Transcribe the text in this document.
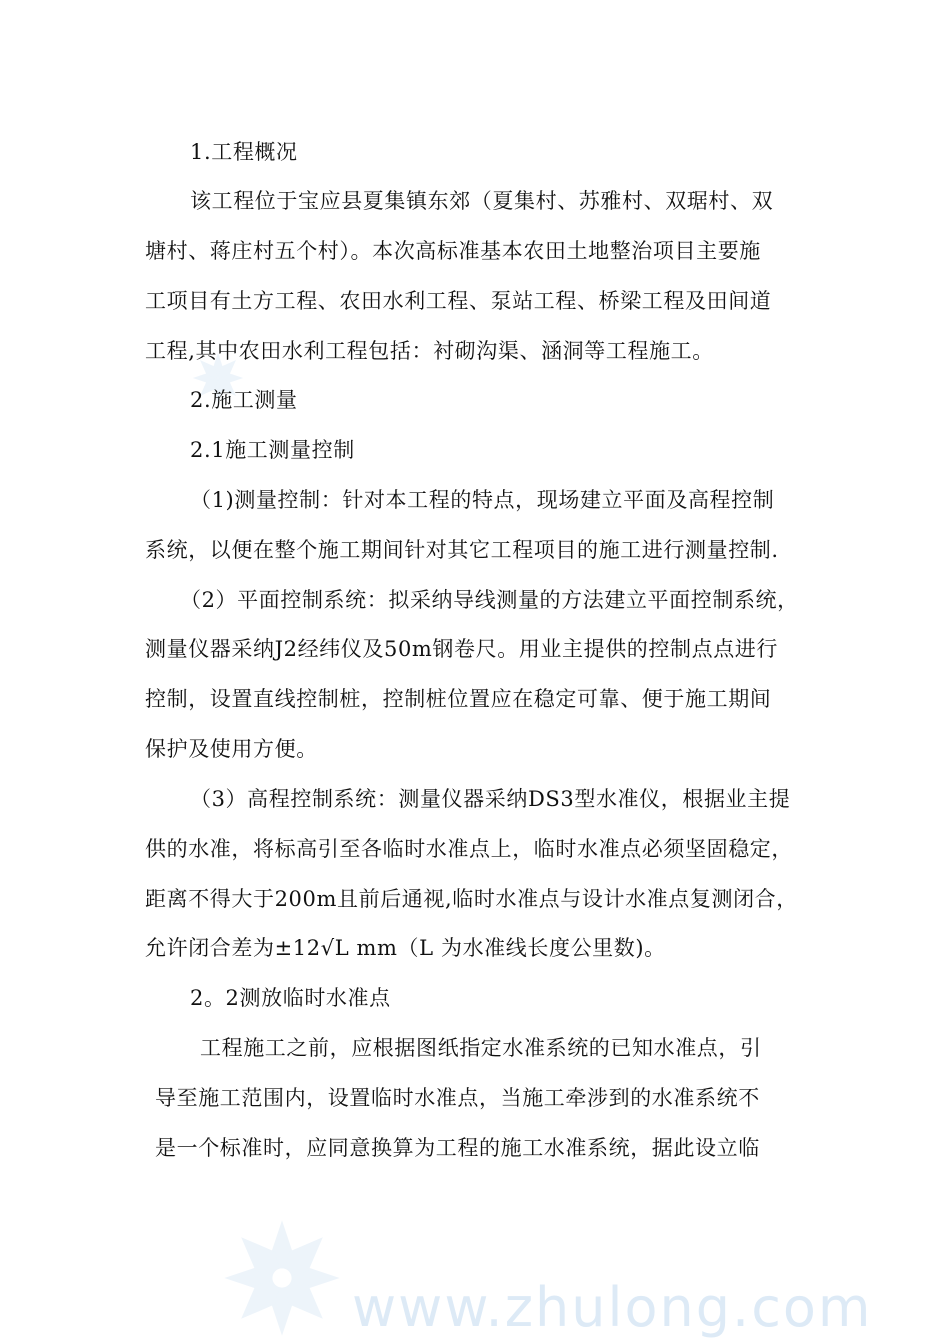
1.工程概况
该工程位于宝应县夏集镇东郊（夏集村、苏雅村、双琚村、双
塘村、蒋庄村五个村）。本次高标准基本农田土地整治项目主要施
工项目有土方工程、农田水利工程、泵站工程、桥梁工程及田间道
工程,其中农田水利工程包括：衬砌沟渠、涵洞等工程施工。
2.施工测量
2.1施工测量控制
（1)测量控制：针对本工程的特点，现场建立平面及高程控制
系统，以便在整个施工期间针对其它工程项目的施工进行测量控制.
（2）平面控制系统：拟采纳导线测量的方法建立平面控制系统，
测量仪器采纳J2经纬仪及50m钢卷尺。用业主提供的控制点点进行
控制，设置直线控制桩，控制桩位置应在稳定可靠、便于施工期间
保护及使用方便。
（3）高程控制系统：测量仪器采纳DS3型水准仪，根据业主提
供的水准，将标高引至各临时水准点上，临时水准点必须坚固稳定，
距离不得大于200m且前后通视,临时水准点与设计水准点复测闭合，
允许闭合差为±12√L mm（L 为水准线长度公里数)。
2。2测放临时水准点
工程施工之前，应根据图纸指定水准系统的已知水准点，引
导至施工范围内，设置临时水准点，当施工牵涉到的水准系统不
是一个标准时，应同意换算为工程的施工水准系统，据此设立临
www.zhulong.com
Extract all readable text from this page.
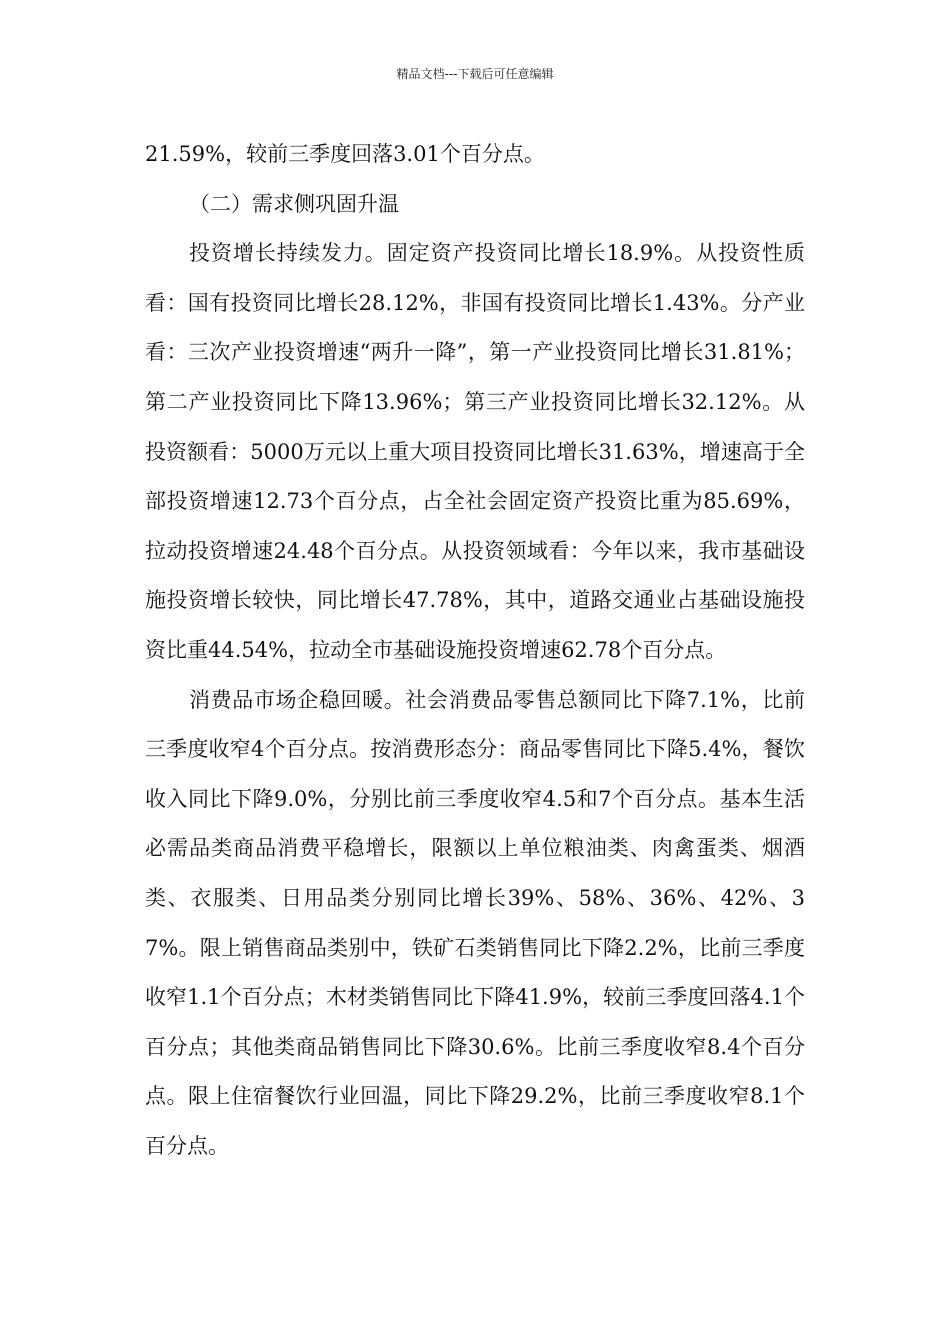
精品文档---下载后可任意编辑

21.59%，较前三季度回落3.01个百分点。

（二）需求侧巩固升温

投资增长持续发力。固定资产投资同比增长18.9%。从投资性质看：国有投资同比增长28.12%，非国有投资同比增长1.43%。分产业看：三次产业投资增速“两升一降”，第一产业投资同比增长31.81%；第二产业投资同比下降13.96%；第三产业投资同比增长32.12%。从投资额看：5000万元以上重大项目投资同比增长31.63%，增速高于全部投资增速12.73个百分点，占全社会固定资产投资比重为85.69%，拉动投资增速24.48个百分点。从投资领域看：今年以来，我市基础设施投资增长较快，同比增长47.78%，其中，道路交通业占基础设施投资比重44.54%，拉动全市基础设施投资增速62.78个百分点。

消费品市场企稳回暖。社会消费品零售总额同比下降7.1%，比前三季度收窄4个百分点。按消费形态分：商品零售同比下降5.4%，餐饮收入同比下降9.0%，分别比前三季度收窄4.5和7个百分点。基本生活必需品类商品消费平稳增长，限额以上单位粮油类、肉禽蛋类、烟酒类、衣服类、日用品类分别同比增长39%、58%、36%、42%、37%。限上销售商品类别中，铁矿石类销售同比下降2.2%，比前三季度收窄1.1个百分点；木材类销售同比下降41.9%，较前三季度回落4.1个百分点；其他类商品销售同比下降30.6%。比前三季度收窄8.4个百分点。限上住宿餐饮行业回温，同比下降29.2%，比前三季度收窄8.1个百分点。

____________________

What you need to do:
Go through the data above and transcribe it in full, omitting any image.

Task answer:
Transcribe the text in this document.
1.工程概况
该工程位于宝应县夏集镇东郊（夏集村、苏雅村、双琚村、双
塘村、蒋庄村五个村）。本次高标准基本农田土地整治项目主要施
工项目有土方工程、农田水利工程、泵站工程、桥梁工程及田间道
工程,其中农田水利工程包括：衬砌沟渠、涵洞等工程施工。
2.施工测量
2.1施工测量控制
（1)测量控制：针对本工程的特点，现场建立平面及高程控制
系统，以便在整个施工期间针对其它工程项目的施工进行测量控制.
（2）平面控制系统：拟采纳导线测量的方法建立平面控制系统，
测量仪器采纳J2经纬仪及50m钢卷尺。用业主提供的控制点点进行
控制，设置直线控制桩，控制桩位置应在稳定可靠、便于施工期间
保护及使用方便。
（3）高程控制系统：测量仪器采纳DS3型水准仪，根据业主提
供的水准，将标高引至各临时水准点上，临时水准点必须坚固稳定，
距离不得大于200m且前后通视,临时水准点与设计水准点复测闭合，
允许闭合差为±12√L mm（L 为水准线长度公里数)。
2。2测放临时水准点
工程施工之前，应根据图纸指定水准系统的已知水准点，引
导至施工范围内，设置临时水准点，当施工牵涉到的水准系统不
是一个标准时，应同意换算为工程的施工水准系统，据此设立临
www.zhulong.com
Extract all readable text from this page.
精品文档---下载后可任意编辑

21.59%，较前三季度回落3.01个百分点。

（二）需求侧巩固升温

投资增长持续发力。固定资产投资同比增长18.9%。从投资性质看：国有投资同比增长28.12%，非国有投资同比增长1.43%。分产业看：三次产业投资增速“两升一降”，第一产业投资同比增长31.81%；第二产业投资同比下降13.96%；第三产业投资同比增长32.12%。从投资额看：5000万元以上重大项目投资同比增长31.63%，增速高于全部投资增速12.73个百分点，占全社会固定资产投资比重为85.69%，拉动投资增速24.48个百分点。从投资领域看：今年以来，我市基础设施投资增长较快，同比增长47.78%，其中，道路交通业占基础设施投资比重44.54%，拉动全市基础设施投资增速62.78个百分点。

消费品市场企稳回暖。社会消费品零售总额同比下降7.1%，比前三季度收窄4个百分点。按消费形态分：商品零售同比下降5.4%，餐饮收入同比下降9.0%，分别比前三季度收窄4.5和7个百分点。基本生活必需品类商品消费平稳增长，限额以上单位粮油类、肉禽蛋类、烟酒类、衣服类、日用品类分别同比增长39%、58%、36%、42%、37%。限上销售商品类别中，铁矿石类销售同比下降2.2%，比前三季度收窄1.1个百分点；木材类销售同比下降41.9%，较前三季度回落4.1个百分点；其他类商品销售同比下降30.6%。比前三季度收窄8.4个百分点。限上住宿餐饮行业回温，同比下降29.2%，比前三季度收窄8.1个百分点。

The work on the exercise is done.